## YOUR OBJECTIVE
In the entries that follow, how many lines hold the string "JSON"? Give only that number.

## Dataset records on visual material

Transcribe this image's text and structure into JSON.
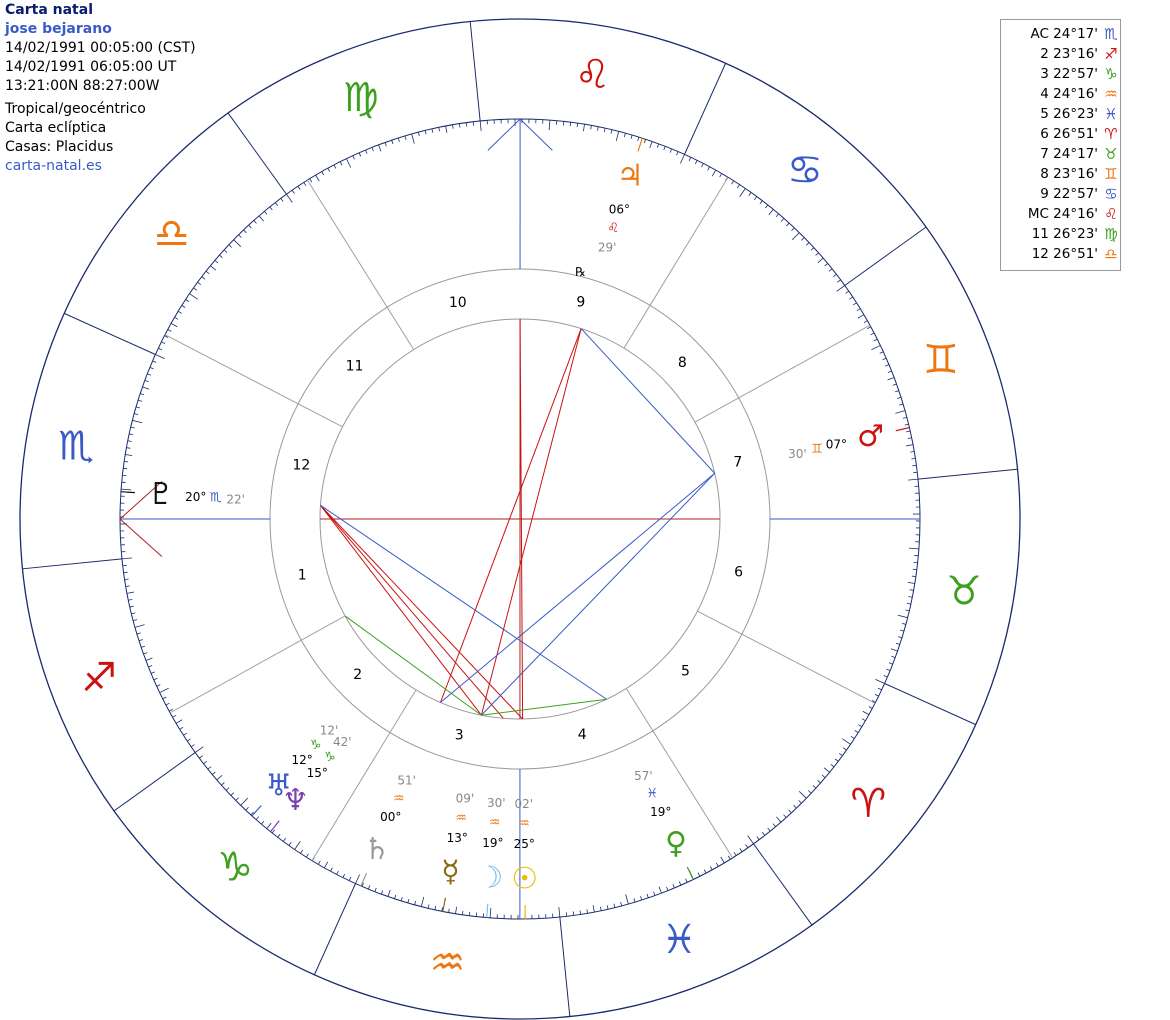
{
  "info": {
    "title": "Carta natal",
    "name": "jose bejarano",
    "local_time": "14/02/1991 00:05:00 (CST)",
    "ut_time": "14/02/1991 06:05:00 UT",
    "coords": "13:21:00N 88:27:00W",
    "system": "Tropical/geocéntrico",
    "chart_kind": "Carta eclíptica",
    "houses": "Casas: Placidus",
    "site": "carta-natal.es"
  },
  "house_table": [
    {
      "label": "AC 24°17'",
      "sign": "♏",
      "color": "#3a5bc7"
    },
    {
      "label": "2 23°16'",
      "sign": "♐",
      "color": "#cc1111"
    },
    {
      "label": "3 22°57'",
      "sign": "♑",
      "color": "#3f9f1f"
    },
    {
      "label": "4 24°16'",
      "sign": "♒",
      "color": "#ee7711"
    },
    {
      "label": "5 26°23'",
      "sign": "♓",
      "color": "#3a5bc7"
    },
    {
      "label": "6 26°51'",
      "sign": "♈",
      "color": "#cc1111"
    },
    {
      "label": "7 24°17'",
      "sign": "♉",
      "color": "#3f9f1f"
    },
    {
      "label": "8 23°16'",
      "sign": "♊",
      "color": "#ee7711"
    },
    {
      "label": "9 22°57'",
      "sign": "♋",
      "color": "#3a5bc7"
    },
    {
      "label": "MC 24°16'",
      "sign": "♌",
      "color": "#cc1111"
    },
    {
      "label": "11 26°23'",
      "sign": "♍",
      "color": "#3f9f1f"
    },
    {
      "label": "12 26°51'",
      "sign": "♎",
      "color": "#ee7711"
    }
  ],
  "wheel": {
    "ascendant": 234.283,
    "signs": [
      {
        "glyph": "♈",
        "name": "aries",
        "color": "#cc1111"
      },
      {
        "glyph": "♉",
        "name": "taurus",
        "color": "#3f9f1f"
      },
      {
        "glyph": "♊",
        "name": "gemini",
        "color": "#ee7711"
      },
      {
        "glyph": "♋",
        "name": "cancer",
        "color": "#3a5bc7"
      },
      {
        "glyph": "♌",
        "name": "leo",
        "color": "#cc1111"
      },
      {
        "glyph": "♍",
        "name": "virgo",
        "color": "#3f9f1f"
      },
      {
        "glyph": "♎",
        "name": "libra",
        "color": "#ee7711"
      },
      {
        "glyph": "♏",
        "name": "scorpio",
        "color": "#3a5bc7"
      },
      {
        "glyph": "♐",
        "name": "sagittarius",
        "color": "#cc1111"
      },
      {
        "glyph": "♑",
        "name": "capricorn",
        "color": "#3f9f1f"
      },
      {
        "glyph": "♒",
        "name": "aquarius",
        "color": "#ee7711"
      },
      {
        "glyph": "♓",
        "name": "pisces",
        "color": "#3a5bc7"
      }
    ],
    "cusps": [
      {
        "num": "1",
        "lon": 234.283
      },
      {
        "num": "2",
        "lon": 263.267
      },
      {
        "num": "3",
        "lon": 292.95
      },
      {
        "num": "4",
        "lon": 324.267
      },
      {
        "num": "5",
        "lon": 356.383
      },
      {
        "num": "6",
        "lon": 26.85
      },
      {
        "num": "7",
        "lon": 54.283
      },
      {
        "num": "8",
        "lon": 83.267
      },
      {
        "num": "9",
        "lon": 112.95
      },
      {
        "num": "10",
        "lon": 144.267
      },
      {
        "num": "11",
        "lon": 176.383
      },
      {
        "num": "12",
        "lon": 206.85
      }
    ],
    "planets": [
      {
        "name": "sun",
        "glyph": "☉",
        "color": "#e8c000",
        "lon": 325.033,
        "deg": "25°",
        "sign": "♒",
        "sign_color": "#ee7711",
        "min": "02'"
      },
      {
        "name": "moon",
        "glyph": "☽",
        "color": "#7cbfe8",
        "lon": 319.5,
        "deg": "19°",
        "sign": "♒",
        "sign_color": "#ee7711",
        "min": "30'"
      },
      {
        "name": "mercury",
        "glyph": "☿",
        "color": "#8a6a10",
        "lon": 313.15,
        "deg": "13°",
        "sign": "♒",
        "sign_color": "#ee7711",
        "min": "09'"
      },
      {
        "name": "venus",
        "glyph": "♀",
        "color": "#3f9f1f",
        "lon": 349.95,
        "deg": "19°",
        "sign": "♓",
        "sign_color": "#3a5bc7",
        "min": "57'"
      },
      {
        "name": "mars",
        "glyph": "♂",
        "color": "#cc1111",
        "lon": 67.5,
        "deg": "07°",
        "sign": "♊",
        "sign_color": "#ee7711",
        "min": "30'"
      },
      {
        "name": "jupiter",
        "glyph": "♃",
        "color": "#ee7711",
        "lon": 126.483,
        "deg": "06°",
        "sign": "♌",
        "sign_color": "#cc1111",
        "min": "29'"
      },
      {
        "name": "saturn",
        "glyph": "♄",
        "color": "#9a9a9a",
        "lon": 300.85,
        "deg": "00°",
        "sign": "♒",
        "sign_color": "#ee7711",
        "min": "51'"
      },
      {
        "name": "uranus",
        "glyph": "♅",
        "color": "#3a5bc7",
        "lon": 282.2,
        "deg": "12°",
        "sign": "♑",
        "sign_color": "#3f9f1f",
        "min": "12'"
      },
      {
        "name": "neptune",
        "glyph": "♆",
        "color": "#7a3fb0",
        "lon": 285.7,
        "deg": "15°",
        "sign": "♑",
        "sign_color": "#3f9f1f",
        "min": "42'"
      },
      {
        "name": "pluto",
        "glyph": "♇",
        "color": "#111111",
        "lon": 230.367,
        "deg": "20°",
        "sign": "♏",
        "sign_color": "#3a5bc7",
        "min": "22'"
      }
    ],
    "rx_label": "℞",
    "aspects": [
      {
        "a": 230.367,
        "b": 325.033,
        "color": "#cc1111"
      },
      {
        "a": 230.367,
        "b": 319.5,
        "color": "#cc1111"
      },
      {
        "a": 230.367,
        "b": 313.15,
        "color": "#cc1111"
      },
      {
        "a": 230.367,
        "b": 349.95,
        "color": "#3a5bc7"
      },
      {
        "a": 126.483,
        "b": 313.15,
        "color": "#cc1111"
      },
      {
        "a": 126.483,
        "b": 300.85,
        "color": "#cc1111"
      },
      {
        "a": 126.483,
        "b": 67.5,
        "color": "#3a5bc7"
      },
      {
        "a": 67.5,
        "b": 300.85,
        "color": "#3a5bc7"
      },
      {
        "a": 67.5,
        "b": 313.15,
        "color": "#3a5bc7"
      },
      {
        "a": 144.267,
        "b": 325.033,
        "color": "#cc1111"
      },
      {
        "a": 263.267,
        "b": 313.15,
        "color": "#3f9f1f"
      },
      {
        "a": 349.95,
        "b": 313.15,
        "color": "#3f9f1f"
      }
    ]
  }
}
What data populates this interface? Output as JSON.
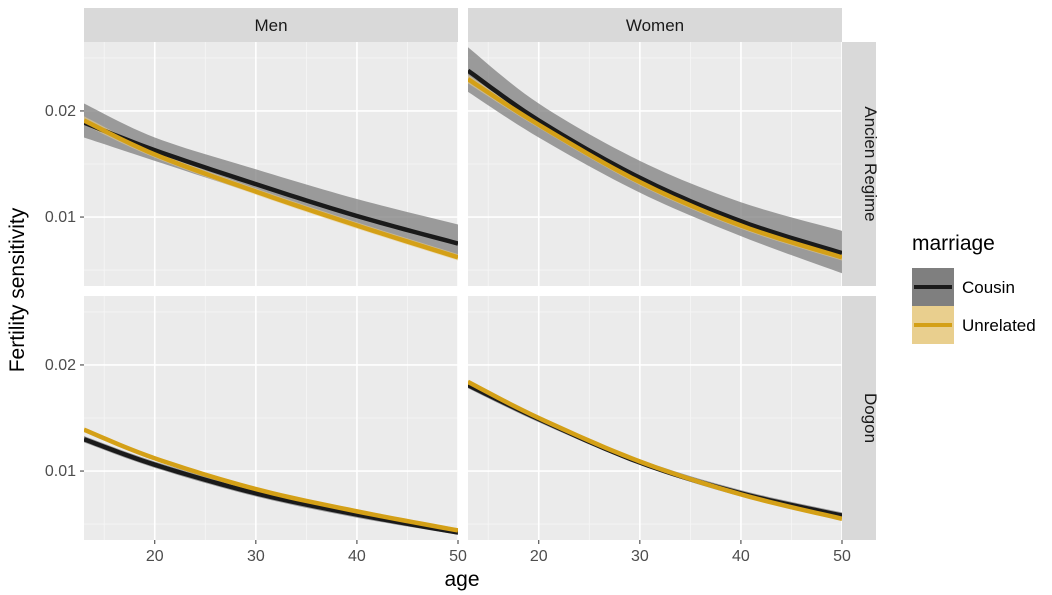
{
  "chart_data": {
    "type": "line",
    "facet_columns": [
      "Men",
      "Women"
    ],
    "facet_rows": [
      "Ancien Regime",
      "Dogon"
    ],
    "xlabel": "age",
    "ylabel": "Fertility sensitivity",
    "xlim": [
      13,
      50
    ],
    "ylim": [
      0.0035,
      0.0265
    ],
    "x_ticks": [
      20,
      30,
      40,
      50
    ],
    "y_ticks": [
      0.01,
      0.02
    ],
    "y_tick_labels": [
      "0.01",
      "0.02"
    ],
    "grid": true,
    "legend": {
      "title": "marriage",
      "placement": "right",
      "entries": [
        "Cousin",
        "Unrelated"
      ]
    },
    "colors": {
      "Cousin": "#1a1a1a",
      "Unrelated": "#d4a017",
      "cousin_band": "#7f7f7f",
      "unrelated_band": "#e9cf8e",
      "panel_bg": "#ebebeb",
      "strip_bg": "#d9d9d9"
    },
    "x": [
      13,
      20,
      30,
      40,
      50
    ],
    "panels": [
      {
        "col": "Men",
        "row": "Ancien Regime",
        "series": [
          {
            "name": "Cousin",
            "values": [
              0.0189,
              0.0163,
              0.0131,
              0.0101,
              0.0075
            ],
            "lower": [
              0.0175,
              0.0153,
              0.0122,
              0.0093,
              0.0063
            ],
            "upper": [
              0.0207,
              0.0175,
              0.0145,
              0.0117,
              0.0093
            ]
          },
          {
            "name": "Unrelated",
            "values": [
              0.0191,
              0.0159,
              0.0124,
              0.0092,
              0.0062
            ],
            "lower": [
              0.0187,
              0.0156,
              0.0121,
              0.0089,
              0.0059
            ],
            "upper": [
              0.0195,
              0.0162,
              0.0127,
              0.0095,
              0.0065
            ]
          }
        ]
      },
      {
        "col": "Women",
        "row": "Ancien Regime",
        "series": [
          {
            "name": "Cousin",
            "values": [
              0.0238,
              0.0191,
              0.0137,
              0.0096,
              0.0066
            ],
            "lower": [
              0.0218,
              0.0175,
              0.0123,
              0.0082,
              0.0047
            ],
            "upper": [
              0.026,
              0.0207,
              0.0153,
              0.0114,
              0.0087
            ]
          },
          {
            "name": "Unrelated",
            "values": [
              0.023,
              0.0187,
              0.0133,
              0.0092,
              0.0062
            ],
            "lower": [
              0.0226,
              0.0184,
              0.013,
              0.0089,
              0.0059
            ],
            "upper": [
              0.0234,
              0.019,
              0.0136,
              0.0095,
              0.0065
            ]
          }
        ]
      },
      {
        "col": "Men",
        "row": "Dogon",
        "series": [
          {
            "name": "Cousin",
            "values": [
              0.013,
              0.0106,
              0.0079,
              0.0059,
              0.0042
            ],
            "lower": [
              0.0127,
              0.0103,
              0.0076,
              0.0056,
              0.004
            ],
            "upper": [
              0.0133,
              0.0109,
              0.0082,
              0.0062,
              0.0045
            ]
          },
          {
            "name": "Unrelated",
            "values": [
              0.0139,
              0.0112,
              0.0083,
              0.0062,
              0.0044
            ],
            "lower": [
              0.0137,
              0.011,
              0.0081,
              0.006,
              0.0042
            ],
            "upper": [
              0.0141,
              0.0114,
              0.0085,
              0.0064,
              0.0046
            ]
          }
        ]
      },
      {
        "col": "Women",
        "row": "Dogon",
        "series": [
          {
            "name": "Cousin",
            "values": [
              0.0181,
              0.0149,
              0.0108,
              0.0079,
              0.0058
            ],
            "lower": [
              0.0178,
              0.0146,
              0.0106,
              0.0076,
              0.0055
            ],
            "upper": [
              0.0185,
              0.0152,
              0.0111,
              0.0082,
              0.0061
            ]
          },
          {
            "name": "Unrelated",
            "values": [
              0.0184,
              0.015,
              0.0109,
              0.0078,
              0.0055
            ],
            "lower": [
              0.0182,
              0.0148,
              0.0107,
              0.0076,
              0.0053
            ],
            "upper": [
              0.0186,
              0.0152,
              0.0111,
              0.008,
              0.0057
            ]
          }
        ]
      }
    ]
  }
}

## EXERCISE OUTPUT
2